(Record list):
▶

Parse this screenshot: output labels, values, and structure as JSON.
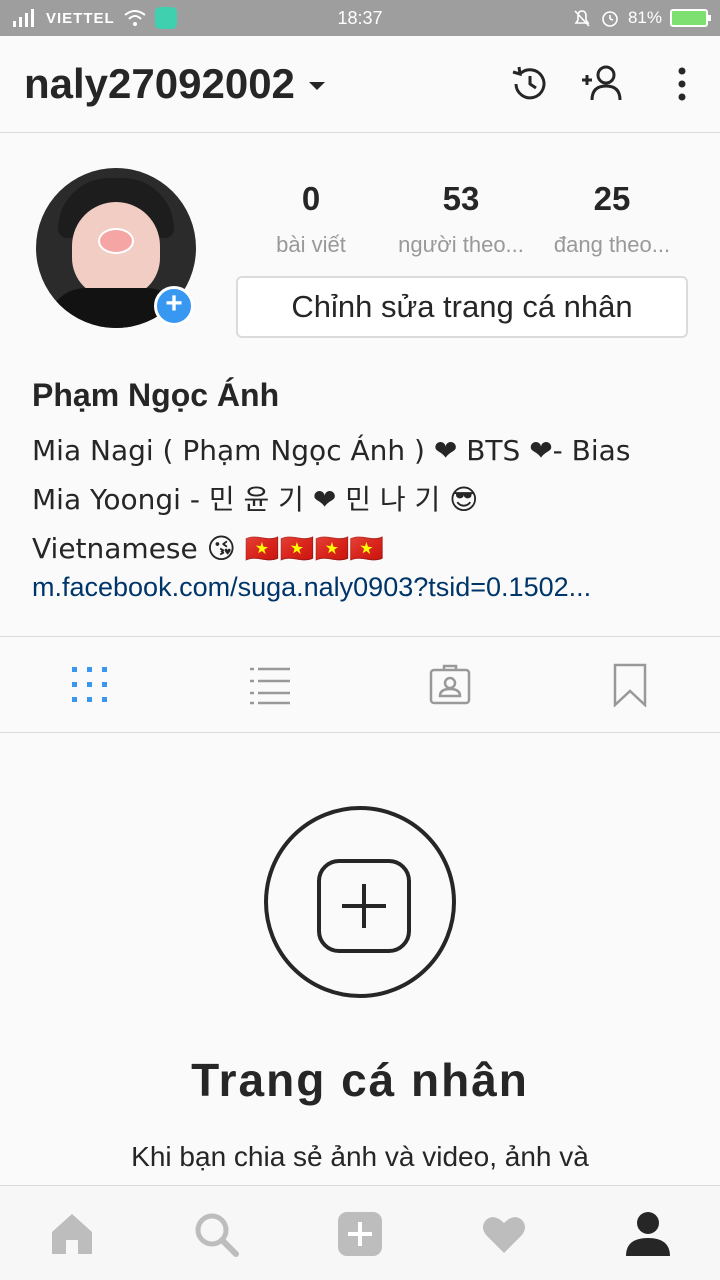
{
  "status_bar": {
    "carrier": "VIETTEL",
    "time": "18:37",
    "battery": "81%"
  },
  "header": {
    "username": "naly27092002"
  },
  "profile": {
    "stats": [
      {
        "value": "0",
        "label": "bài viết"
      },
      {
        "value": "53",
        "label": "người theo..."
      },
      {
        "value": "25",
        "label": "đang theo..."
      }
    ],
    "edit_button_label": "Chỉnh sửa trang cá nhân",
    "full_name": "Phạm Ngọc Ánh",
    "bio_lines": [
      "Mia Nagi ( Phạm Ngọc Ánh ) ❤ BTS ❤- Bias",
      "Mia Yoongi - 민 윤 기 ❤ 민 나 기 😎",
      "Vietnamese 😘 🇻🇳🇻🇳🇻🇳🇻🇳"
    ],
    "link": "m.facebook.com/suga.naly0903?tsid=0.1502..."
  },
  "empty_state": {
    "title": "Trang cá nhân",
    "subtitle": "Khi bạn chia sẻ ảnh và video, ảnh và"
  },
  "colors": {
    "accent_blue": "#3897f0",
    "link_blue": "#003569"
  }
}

◀

(What is needed): Reproduce every record word for word. The copy must contain no pictures.

(Result):
Parse this screenshot: output labels, values, and structure as JSON.
{
  "status_bar": {
    "carrier": "VIETTEL",
    "time": "18:37",
    "battery": "81%"
  },
  "header": {
    "username": "naly27092002"
  },
  "profile": {
    "stats": [
      {
        "value": "0",
        "label": "bài viết"
      },
      {
        "value": "53",
        "label": "người theo..."
      },
      {
        "value": "25",
        "label": "đang theo..."
      }
    ],
    "edit_button_label": "Chỉnh sửa trang cá nhân",
    "full_name": "Phạm Ngọc Ánh",
    "bio_lines": [
      "Mia Nagi ( Phạm Ngọc Ánh ) ❤ BTS ❤- Bias",
      "Mia Yoongi - 민 윤 기 ❤ 민 나 기 😎",
      "Vietnamese 😘 🇻🇳🇻🇳🇻🇳🇻🇳"
    ],
    "link": "m.facebook.com/suga.naly0903?tsid=0.1502..."
  },
  "empty_state": {
    "title": "Trang cá nhân",
    "subtitle": "Khi bạn chia sẻ ảnh và video, ảnh và"
  },
  "colors": {
    "accent_blue": "#3897f0",
    "link_blue": "#003569"
  }
}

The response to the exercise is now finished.